• YOUR GOAL
Copy the lines of these records word for word, omitting the pictures.

Element box records:
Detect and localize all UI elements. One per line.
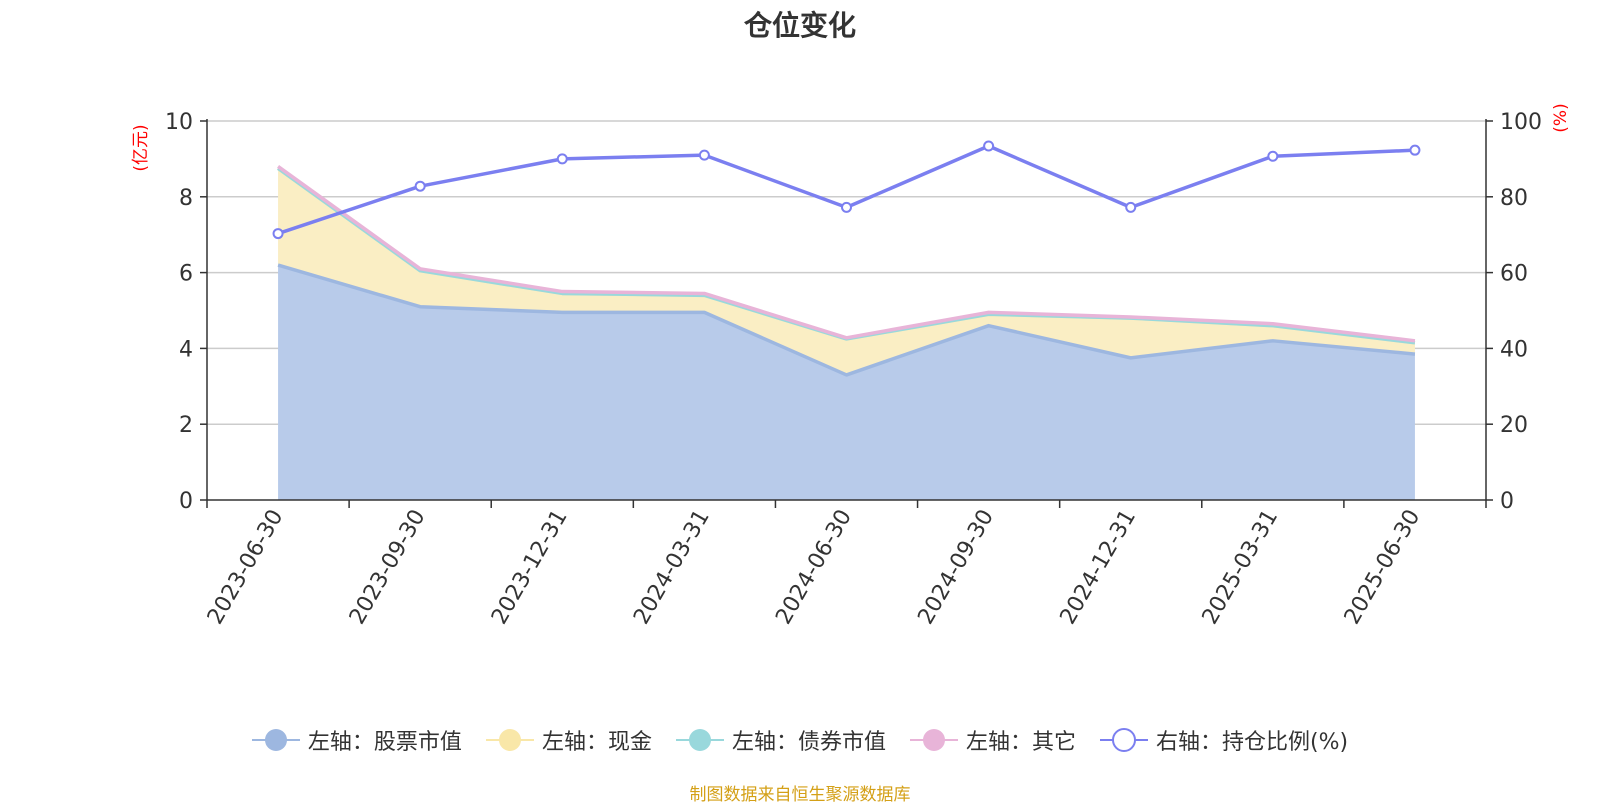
ratio-point bbox=[841, 201, 852, 213]
legend-marker-icon bbox=[1099, 728, 1148, 752]
legend-item[interactable]: 右轴：持仓比例(%) bbox=[1099, 724, 1349, 756]
legend-item[interactable]: 左轴：股票市值 bbox=[251, 724, 462, 756]
ratio-point bbox=[1125, 201, 1137, 213]
ratio-point bbox=[414, 180, 426, 192]
legend-label: 右轴：持仓比例(%) bbox=[1155, 730, 1349, 755]
ratio-point bbox=[1409, 144, 1421, 156]
right-axis-tick-label: 80 bbox=[1500, 186, 1528, 211]
x-axis-tick-label: 2023-09-30 bbox=[345, 505, 431, 628]
right-axis-tick-label: 0 bbox=[1500, 489, 1514, 514]
right-axis-tick-label: 60 bbox=[1500, 262, 1528, 287]
left-axis-tick-label: 8 bbox=[179, 186, 193, 211]
x-axis-tick-label: 2023-12-31 bbox=[487, 506, 573, 629]
left-axis-tick-label: 6 bbox=[179, 262, 193, 287]
legend-item[interactable]: 左轴：其它 bbox=[909, 724, 1076, 756]
area-fill bbox=[278, 265, 1415, 500]
x-axis-tick-label: 2025-03-31 bbox=[1198, 506, 1284, 629]
right-axis-tick-label: 20 bbox=[1500, 413, 1528, 438]
ratio-point bbox=[983, 140, 995, 152]
left-axis-tick-label: 0 bbox=[179, 489, 193, 514]
ratio-point bbox=[272, 228, 284, 240]
left-axis-tick-label: 4 bbox=[179, 337, 193, 362]
area-edge-line bbox=[277, 263, 1416, 377]
left-axis-tick-label: 2 bbox=[179, 413, 193, 438]
x-axis-tick-label: 2024-06-30 bbox=[771, 506, 857, 629]
area-fill bbox=[278, 168, 1415, 375]
legend-item[interactable]: 左轴：债券市值 bbox=[675, 724, 886, 756]
legend: 左轴：股票市值 左轴：现金 左轴：债券市值 左轴：其它 右轴：持仓比例(%) bbox=[0, 722, 1600, 758]
area-series bbox=[277, 165, 1416, 500]
legend-label: 左轴：债券市值 bbox=[731, 730, 886, 755]
legend-label: 左轴：股票市值 bbox=[307, 730, 462, 755]
data-source-note: 制图数据来自恒生聚源数据库 bbox=[689, 785, 911, 805]
ratio-point bbox=[1267, 150, 1279, 162]
ratio-line-series bbox=[272, 140, 1421, 240]
ratio-line bbox=[277, 144, 1416, 236]
right-axis-unit-label: (%) bbox=[1551, 103, 1571, 132]
legend-marker-icon bbox=[909, 729, 958, 751]
chart-title: 仓位变化 bbox=[743, 9, 856, 42]
legend-item[interactable]: 左轴：现金 bbox=[485, 724, 652, 756]
left-axis-tick-label: 10 bbox=[165, 110, 193, 135]
x-axis-tick-label: 2024-03-31 bbox=[629, 506, 715, 629]
legend-label: 左轴：其它 bbox=[965, 730, 1076, 755]
ratio-point bbox=[556, 153, 568, 165]
legend-marker-icon bbox=[675, 729, 724, 751]
ratio-point bbox=[698, 149, 710, 161]
legend-marker-icon bbox=[251, 729, 300, 751]
legend-label: 左轴：现金 bbox=[541, 730, 652, 755]
right-axis-tick-label: 40 bbox=[1500, 337, 1528, 362]
x-axis-tick-label: 2025-06-30 bbox=[1340, 506, 1426, 629]
left-axis-unit-label: (亿元) bbox=[131, 124, 151, 171]
x-axis-tick-label: 2023-06-30 bbox=[203, 506, 289, 629]
x-axis-tick-label: 2024-12-31 bbox=[1056, 506, 1142, 629]
area-edge-line bbox=[277, 165, 1416, 343]
x-axis-tick-label: 2024-09-30 bbox=[913, 506, 999, 629]
right-axis-tick-label: 100 bbox=[1500, 110, 1542, 135]
legend-marker-icon bbox=[485, 729, 534, 751]
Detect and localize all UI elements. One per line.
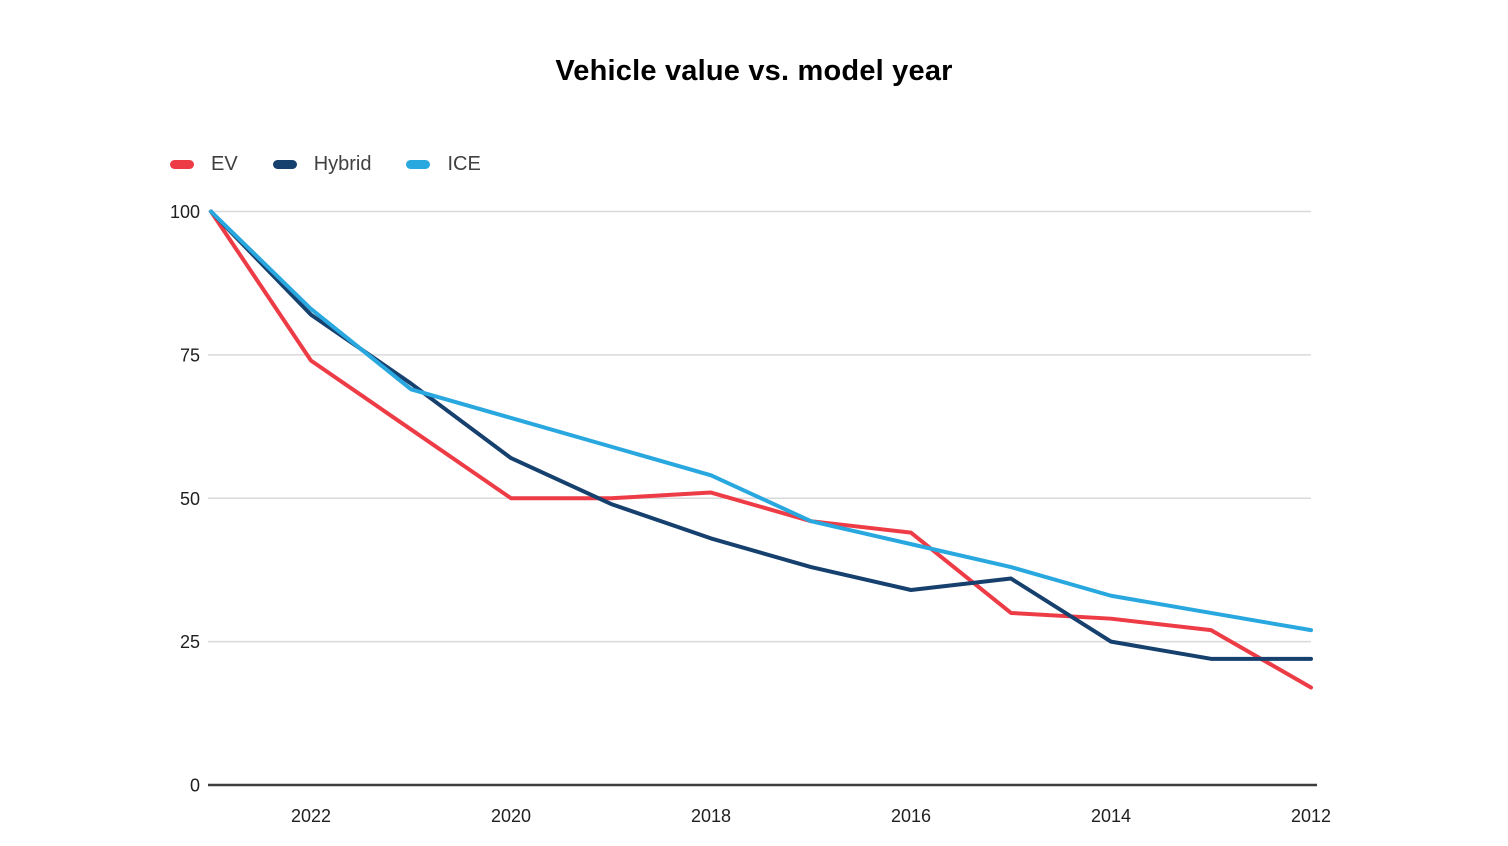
y-tick-label: 25 <box>180 632 200 652</box>
y-tick-label: 75 <box>180 345 200 365</box>
series-line-ice <box>209 209 1313 633</box>
legend-item-ice: ICE <box>406 152 481 176</box>
chart-title: Vehicle value vs. model year <box>555 55 953 87</box>
x-tick-label: 2012 <box>1291 806 1331 826</box>
legend-label-ice: ICE <box>447 153 481 175</box>
legend-label-ev: EV <box>211 153 238 175</box>
legend-item-ev: EV <box>170 152 238 176</box>
x-tick-label: 2014 <box>1091 806 1131 826</box>
legend: EV Hybrid ICE <box>170 151 481 177</box>
legend-swatch-hybrid <box>272 159 297 169</box>
y-tick-label: 0 <box>190 776 200 796</box>
x-tick-label: 2018 <box>691 806 731 826</box>
legend-label-hybrid: Hybrid <box>313 153 372 175</box>
legend-swatch-ice <box>406 159 431 169</box>
legend-swatch-ev <box>170 159 194 169</box>
series-line-hybrid <box>209 209 1313 661</box>
series-line-ev <box>209 209 1313 690</box>
y-tick-label: 100 <box>170 202 200 222</box>
x-tick-label: 2020 <box>491 806 531 826</box>
x-tick-label: 2016 <box>891 806 931 826</box>
legend-item-hybrid: Hybrid <box>272 152 372 176</box>
x-tick-label: 2022 <box>291 806 331 826</box>
y-tick-label: 50 <box>180 489 200 509</box>
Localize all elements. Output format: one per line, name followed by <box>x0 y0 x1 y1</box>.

• RESPONSE FOR THIS EXERCISE
Detect and localize all UI elements. One per line.
ratio-point bbox=[841, 201, 852, 213]
legend-marker-icon bbox=[1099, 728, 1148, 752]
legend-item[interactable]: 右轴：持仓比例(%) bbox=[1099, 724, 1349, 756]
legend-item[interactable]: 左轴：股票市值 bbox=[251, 724, 462, 756]
ratio-point bbox=[1125, 201, 1137, 213]
ratio-point bbox=[414, 180, 426, 192]
legend-label: 右轴：持仓比例(%) bbox=[1155, 730, 1349, 755]
ratio-point bbox=[1409, 144, 1421, 156]
right-axis-tick-label: 80 bbox=[1500, 186, 1528, 211]
x-axis-tick-label: 2023-09-30 bbox=[345, 505, 431, 628]
right-axis-tick-label: 0 bbox=[1500, 489, 1514, 514]
right-axis-tick-label: 60 bbox=[1500, 262, 1528, 287]
left-axis-tick-label: 8 bbox=[179, 186, 193, 211]
x-axis-tick-label: 2023-12-31 bbox=[487, 506, 573, 629]
left-axis-tick-label: 6 bbox=[179, 262, 193, 287]
legend-item[interactable]: 左轴：其它 bbox=[909, 724, 1076, 756]
area-fill bbox=[278, 265, 1415, 500]
x-axis-tick-label: 2025-03-31 bbox=[1198, 506, 1284, 629]
right-axis-tick-label: 20 bbox=[1500, 413, 1528, 438]
ratio-point bbox=[983, 140, 995, 152]
left-axis-tick-label: 0 bbox=[179, 489, 193, 514]
ratio-point bbox=[272, 228, 284, 240]
left-axis-tick-label: 4 bbox=[179, 337, 193, 362]
area-edge-line bbox=[277, 263, 1416, 377]
left-axis-tick-label: 2 bbox=[179, 413, 193, 438]
x-axis-tick-label: 2024-06-30 bbox=[771, 506, 857, 629]
area-fill bbox=[278, 168, 1415, 375]
legend-item[interactable]: 左轴：债券市值 bbox=[675, 724, 886, 756]
legend: 左轴：股票市值 左轴：现金 左轴：债券市值 左轴：其它 右轴：持仓比例(%) bbox=[0, 722, 1600, 758]
area-series bbox=[277, 165, 1416, 500]
legend-label: 左轴：债券市值 bbox=[731, 730, 886, 755]
legend-label: 左轴：股票市值 bbox=[307, 730, 462, 755]
data-source-note: 制图数据来自恒生聚源数据库 bbox=[689, 785, 911, 805]
ratio-point bbox=[1267, 150, 1279, 162]
ratio-line-series bbox=[272, 140, 1421, 240]
ratio-line bbox=[277, 144, 1416, 236]
right-axis-unit-label: (%) bbox=[1551, 103, 1571, 132]
legend-marker-icon bbox=[909, 729, 958, 751]
chart-title: 仓位变化 bbox=[743, 9, 856, 42]
legend-item[interactable]: 左轴：现金 bbox=[485, 724, 652, 756]
left-axis-tick-label: 10 bbox=[165, 110, 193, 135]
x-axis-tick-label: 2024-03-31 bbox=[629, 506, 715, 629]
legend-label: 左轴：其它 bbox=[965, 730, 1076, 755]
ratio-point bbox=[556, 153, 568, 165]
legend-marker-icon bbox=[675, 729, 724, 751]
ratio-point bbox=[698, 149, 710, 161]
legend-marker-icon bbox=[251, 729, 300, 751]
legend-label: 左轴：现金 bbox=[541, 730, 652, 755]
right-axis-tick-label: 40 bbox=[1500, 337, 1528, 362]
x-axis-tick-label: 2025-06-30 bbox=[1340, 506, 1426, 629]
left-axis-unit-label: (亿元) bbox=[131, 124, 151, 171]
x-axis-tick-label: 2023-06-30 bbox=[203, 506, 289, 629]
x-axis-tick-label: 2024-12-31 bbox=[1056, 506, 1142, 629]
area-edge-line bbox=[277, 165, 1416, 343]
x-axis-tick-label: 2024-09-30 bbox=[913, 506, 999, 629]
right-axis-tick-label: 100 bbox=[1500, 110, 1542, 135]
legend-marker-icon bbox=[485, 729, 534, 751]
Detect and localize all UI elements. One per line.
y-tick-label: 25 <box>180 632 200 652</box>
y-tick-label: 75 <box>180 345 200 365</box>
series-line-ice <box>209 209 1313 633</box>
legend-item-ice: ICE <box>406 152 481 176</box>
chart-title: Vehicle value vs. model year <box>555 55 953 87</box>
x-tick-label: 2012 <box>1291 806 1331 826</box>
legend-label-ice: ICE <box>447 153 481 175</box>
legend-label-ev: EV <box>211 153 238 175</box>
legend-item-ev: EV <box>170 152 238 176</box>
x-tick-label: 2014 <box>1091 806 1131 826</box>
legend: EV Hybrid ICE <box>170 151 481 177</box>
legend-swatch-hybrid <box>272 159 297 169</box>
y-tick-label: 0 <box>190 776 200 796</box>
x-tick-label: 2018 <box>691 806 731 826</box>
legend-label-hybrid: Hybrid <box>313 153 372 175</box>
legend-swatch-ice <box>406 159 431 169</box>
legend-swatch-ev <box>170 159 194 169</box>
series-line-hybrid <box>209 209 1313 661</box>
series-line-ev <box>209 209 1313 690</box>
y-tick-label: 100 <box>170 202 200 222</box>
x-tick-label: 2020 <box>491 806 531 826</box>
x-tick-label: 2016 <box>891 806 931 826</box>
legend-item-hybrid: Hybrid <box>272 152 372 176</box>
x-tick-label: 2022 <box>291 806 331 826</box>
y-tick-label: 50 <box>180 489 200 509</box>
Localize all elements. Output format: one per line, name followed by <box>x0 y0 x1 y1</box>.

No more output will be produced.